■ Work to be completed: Return all lines in the material below that contain "area".

Saved data entries
==*==
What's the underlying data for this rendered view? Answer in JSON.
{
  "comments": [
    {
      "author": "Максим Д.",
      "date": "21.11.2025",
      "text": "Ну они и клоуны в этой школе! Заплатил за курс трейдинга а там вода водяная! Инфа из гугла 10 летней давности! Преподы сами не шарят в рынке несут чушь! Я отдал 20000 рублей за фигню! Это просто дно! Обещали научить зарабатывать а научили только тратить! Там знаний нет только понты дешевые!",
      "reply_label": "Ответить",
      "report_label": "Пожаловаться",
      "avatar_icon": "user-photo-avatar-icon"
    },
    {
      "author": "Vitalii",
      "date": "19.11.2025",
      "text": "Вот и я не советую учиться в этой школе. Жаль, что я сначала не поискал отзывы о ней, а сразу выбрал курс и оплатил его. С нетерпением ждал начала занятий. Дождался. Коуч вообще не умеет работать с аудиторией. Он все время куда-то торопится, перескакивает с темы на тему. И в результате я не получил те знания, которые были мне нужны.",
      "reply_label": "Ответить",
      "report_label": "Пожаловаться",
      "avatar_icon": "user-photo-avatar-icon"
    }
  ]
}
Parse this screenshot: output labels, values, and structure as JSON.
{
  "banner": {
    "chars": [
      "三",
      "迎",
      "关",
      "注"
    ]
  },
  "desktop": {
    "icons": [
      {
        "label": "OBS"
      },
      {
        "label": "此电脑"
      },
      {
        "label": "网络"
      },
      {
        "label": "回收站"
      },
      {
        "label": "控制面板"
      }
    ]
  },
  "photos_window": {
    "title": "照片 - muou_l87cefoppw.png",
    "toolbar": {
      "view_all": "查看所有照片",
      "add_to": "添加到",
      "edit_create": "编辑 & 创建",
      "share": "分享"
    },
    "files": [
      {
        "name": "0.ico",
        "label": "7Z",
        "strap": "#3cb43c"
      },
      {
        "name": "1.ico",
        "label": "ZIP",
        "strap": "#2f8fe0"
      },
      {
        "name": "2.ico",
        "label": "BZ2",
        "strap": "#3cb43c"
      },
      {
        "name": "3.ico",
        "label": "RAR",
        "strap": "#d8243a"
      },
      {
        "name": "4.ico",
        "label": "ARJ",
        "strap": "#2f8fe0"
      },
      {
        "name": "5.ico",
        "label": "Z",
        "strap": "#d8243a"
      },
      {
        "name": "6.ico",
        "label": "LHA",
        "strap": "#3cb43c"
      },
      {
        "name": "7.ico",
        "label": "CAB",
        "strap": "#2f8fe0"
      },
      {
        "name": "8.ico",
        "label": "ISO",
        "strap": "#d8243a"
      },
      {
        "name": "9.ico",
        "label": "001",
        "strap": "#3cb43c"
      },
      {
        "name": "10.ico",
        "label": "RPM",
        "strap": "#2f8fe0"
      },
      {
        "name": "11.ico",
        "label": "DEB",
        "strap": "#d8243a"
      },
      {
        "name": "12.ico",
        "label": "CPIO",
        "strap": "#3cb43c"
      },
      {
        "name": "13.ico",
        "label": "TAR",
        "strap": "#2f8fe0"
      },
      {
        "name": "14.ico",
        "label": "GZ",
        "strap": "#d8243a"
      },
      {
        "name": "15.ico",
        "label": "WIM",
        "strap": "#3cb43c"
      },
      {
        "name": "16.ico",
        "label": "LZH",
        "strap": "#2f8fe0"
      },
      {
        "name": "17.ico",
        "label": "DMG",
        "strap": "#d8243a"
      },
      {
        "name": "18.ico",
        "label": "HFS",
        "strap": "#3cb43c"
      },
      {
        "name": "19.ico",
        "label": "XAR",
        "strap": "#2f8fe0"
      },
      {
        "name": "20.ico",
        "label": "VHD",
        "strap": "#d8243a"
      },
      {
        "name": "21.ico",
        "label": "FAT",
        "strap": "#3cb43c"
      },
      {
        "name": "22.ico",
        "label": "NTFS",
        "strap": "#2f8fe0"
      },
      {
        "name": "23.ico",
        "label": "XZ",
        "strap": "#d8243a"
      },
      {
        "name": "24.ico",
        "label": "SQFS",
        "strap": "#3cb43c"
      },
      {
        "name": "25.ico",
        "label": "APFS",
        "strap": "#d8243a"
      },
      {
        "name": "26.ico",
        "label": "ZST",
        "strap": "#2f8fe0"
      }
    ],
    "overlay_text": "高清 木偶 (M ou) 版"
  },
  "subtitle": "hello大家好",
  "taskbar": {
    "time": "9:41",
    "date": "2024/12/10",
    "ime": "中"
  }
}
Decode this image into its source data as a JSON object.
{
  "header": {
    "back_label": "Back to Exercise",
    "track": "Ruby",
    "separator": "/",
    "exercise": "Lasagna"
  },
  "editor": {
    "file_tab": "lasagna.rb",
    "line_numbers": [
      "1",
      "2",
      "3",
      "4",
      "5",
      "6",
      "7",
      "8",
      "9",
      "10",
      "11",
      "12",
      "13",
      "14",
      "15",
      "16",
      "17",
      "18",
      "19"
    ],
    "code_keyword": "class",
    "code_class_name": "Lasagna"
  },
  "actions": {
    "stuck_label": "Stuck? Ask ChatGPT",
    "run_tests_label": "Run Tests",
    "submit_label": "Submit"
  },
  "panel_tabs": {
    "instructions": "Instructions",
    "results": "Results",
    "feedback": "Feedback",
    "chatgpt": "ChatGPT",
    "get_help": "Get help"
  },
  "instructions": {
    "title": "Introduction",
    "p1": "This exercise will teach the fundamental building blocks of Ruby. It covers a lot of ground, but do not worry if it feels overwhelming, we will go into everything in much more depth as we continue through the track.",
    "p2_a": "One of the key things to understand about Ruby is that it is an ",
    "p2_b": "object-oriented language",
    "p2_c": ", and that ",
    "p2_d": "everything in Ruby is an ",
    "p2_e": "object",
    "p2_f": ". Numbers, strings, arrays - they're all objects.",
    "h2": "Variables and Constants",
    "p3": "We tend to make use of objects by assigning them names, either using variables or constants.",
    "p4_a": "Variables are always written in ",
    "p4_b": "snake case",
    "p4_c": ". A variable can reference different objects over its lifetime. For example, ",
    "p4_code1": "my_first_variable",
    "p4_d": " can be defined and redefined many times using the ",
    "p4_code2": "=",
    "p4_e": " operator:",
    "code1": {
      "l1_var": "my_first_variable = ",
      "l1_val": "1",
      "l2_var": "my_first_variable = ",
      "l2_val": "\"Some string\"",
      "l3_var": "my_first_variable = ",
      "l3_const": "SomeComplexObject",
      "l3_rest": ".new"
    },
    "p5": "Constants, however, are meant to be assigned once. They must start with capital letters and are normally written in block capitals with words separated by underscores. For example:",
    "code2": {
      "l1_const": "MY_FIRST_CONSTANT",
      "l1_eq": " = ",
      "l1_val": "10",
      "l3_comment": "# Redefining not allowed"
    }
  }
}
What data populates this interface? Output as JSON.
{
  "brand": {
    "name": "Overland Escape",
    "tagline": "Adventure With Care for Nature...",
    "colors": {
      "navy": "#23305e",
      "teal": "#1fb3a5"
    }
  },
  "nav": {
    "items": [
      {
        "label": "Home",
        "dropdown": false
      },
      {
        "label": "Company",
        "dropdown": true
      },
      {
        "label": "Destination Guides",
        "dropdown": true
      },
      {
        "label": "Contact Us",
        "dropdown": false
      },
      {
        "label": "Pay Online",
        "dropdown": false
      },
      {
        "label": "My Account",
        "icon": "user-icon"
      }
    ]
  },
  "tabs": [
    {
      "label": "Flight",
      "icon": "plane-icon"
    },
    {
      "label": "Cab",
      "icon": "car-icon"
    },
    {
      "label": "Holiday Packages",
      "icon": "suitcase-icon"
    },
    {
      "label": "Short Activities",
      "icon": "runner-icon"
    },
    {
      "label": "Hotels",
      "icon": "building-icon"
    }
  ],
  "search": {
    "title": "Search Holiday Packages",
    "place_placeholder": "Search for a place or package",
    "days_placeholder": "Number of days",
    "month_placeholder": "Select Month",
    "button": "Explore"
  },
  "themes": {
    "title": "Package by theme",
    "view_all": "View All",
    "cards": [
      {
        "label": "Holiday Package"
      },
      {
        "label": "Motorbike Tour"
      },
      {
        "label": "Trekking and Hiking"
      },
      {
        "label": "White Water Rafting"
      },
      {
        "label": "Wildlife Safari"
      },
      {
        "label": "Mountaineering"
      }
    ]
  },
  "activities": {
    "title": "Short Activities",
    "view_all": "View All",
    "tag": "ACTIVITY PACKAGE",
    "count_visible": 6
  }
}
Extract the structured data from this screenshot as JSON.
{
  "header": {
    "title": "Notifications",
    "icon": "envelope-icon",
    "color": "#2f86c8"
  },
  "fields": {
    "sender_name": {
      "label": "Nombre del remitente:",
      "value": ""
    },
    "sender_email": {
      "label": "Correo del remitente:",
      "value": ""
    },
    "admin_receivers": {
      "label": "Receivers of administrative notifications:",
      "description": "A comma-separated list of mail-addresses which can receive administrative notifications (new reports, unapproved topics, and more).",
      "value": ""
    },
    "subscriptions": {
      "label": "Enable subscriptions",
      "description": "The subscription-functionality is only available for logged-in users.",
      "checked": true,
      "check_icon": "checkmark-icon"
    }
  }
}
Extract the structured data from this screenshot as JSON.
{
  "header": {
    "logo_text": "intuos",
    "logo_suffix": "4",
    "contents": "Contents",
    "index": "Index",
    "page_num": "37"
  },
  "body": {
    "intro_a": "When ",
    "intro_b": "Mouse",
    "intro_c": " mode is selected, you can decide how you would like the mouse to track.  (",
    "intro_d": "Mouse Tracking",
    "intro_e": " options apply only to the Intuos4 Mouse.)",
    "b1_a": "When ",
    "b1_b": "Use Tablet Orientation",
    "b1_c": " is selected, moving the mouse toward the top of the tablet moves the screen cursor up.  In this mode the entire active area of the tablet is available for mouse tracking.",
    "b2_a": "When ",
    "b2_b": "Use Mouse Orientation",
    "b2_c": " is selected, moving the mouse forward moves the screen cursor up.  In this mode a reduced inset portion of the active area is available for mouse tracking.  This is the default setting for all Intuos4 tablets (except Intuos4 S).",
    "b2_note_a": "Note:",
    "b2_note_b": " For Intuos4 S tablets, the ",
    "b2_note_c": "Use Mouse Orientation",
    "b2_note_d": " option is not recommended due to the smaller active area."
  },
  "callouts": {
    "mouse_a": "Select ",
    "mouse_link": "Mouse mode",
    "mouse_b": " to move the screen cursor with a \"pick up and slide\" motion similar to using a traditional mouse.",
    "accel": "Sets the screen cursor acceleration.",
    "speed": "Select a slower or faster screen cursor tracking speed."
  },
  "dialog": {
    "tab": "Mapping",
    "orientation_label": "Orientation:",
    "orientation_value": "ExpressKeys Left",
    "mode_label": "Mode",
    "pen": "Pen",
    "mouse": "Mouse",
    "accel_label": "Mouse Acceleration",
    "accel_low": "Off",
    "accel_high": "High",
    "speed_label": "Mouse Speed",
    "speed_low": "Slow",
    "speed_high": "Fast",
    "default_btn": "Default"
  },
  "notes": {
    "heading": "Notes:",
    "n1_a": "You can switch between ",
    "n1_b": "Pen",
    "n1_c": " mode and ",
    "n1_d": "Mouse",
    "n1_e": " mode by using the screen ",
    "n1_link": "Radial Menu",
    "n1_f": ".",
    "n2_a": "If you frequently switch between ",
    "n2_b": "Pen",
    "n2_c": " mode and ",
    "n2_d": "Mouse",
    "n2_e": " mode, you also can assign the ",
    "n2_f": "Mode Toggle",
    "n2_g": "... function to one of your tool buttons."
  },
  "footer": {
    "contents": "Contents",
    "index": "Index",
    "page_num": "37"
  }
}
==*==
■ Reply:
    "b1_c": " is selected, moving the mouse toward the top of the tablet moves the screen cursor up.  In this mode the entire active area of the tablet is available for mouse tracking.",
    "b2_c": " is selected, moving the mouse forward moves the screen cursor up.  In this mode a reduced inset portion of the active area is available for mouse tracking.  This is the default setting for all Intuos4 tablets (except Intuos4 S).",
    "b2_note_d": " option is not recommended due to the smaller active area."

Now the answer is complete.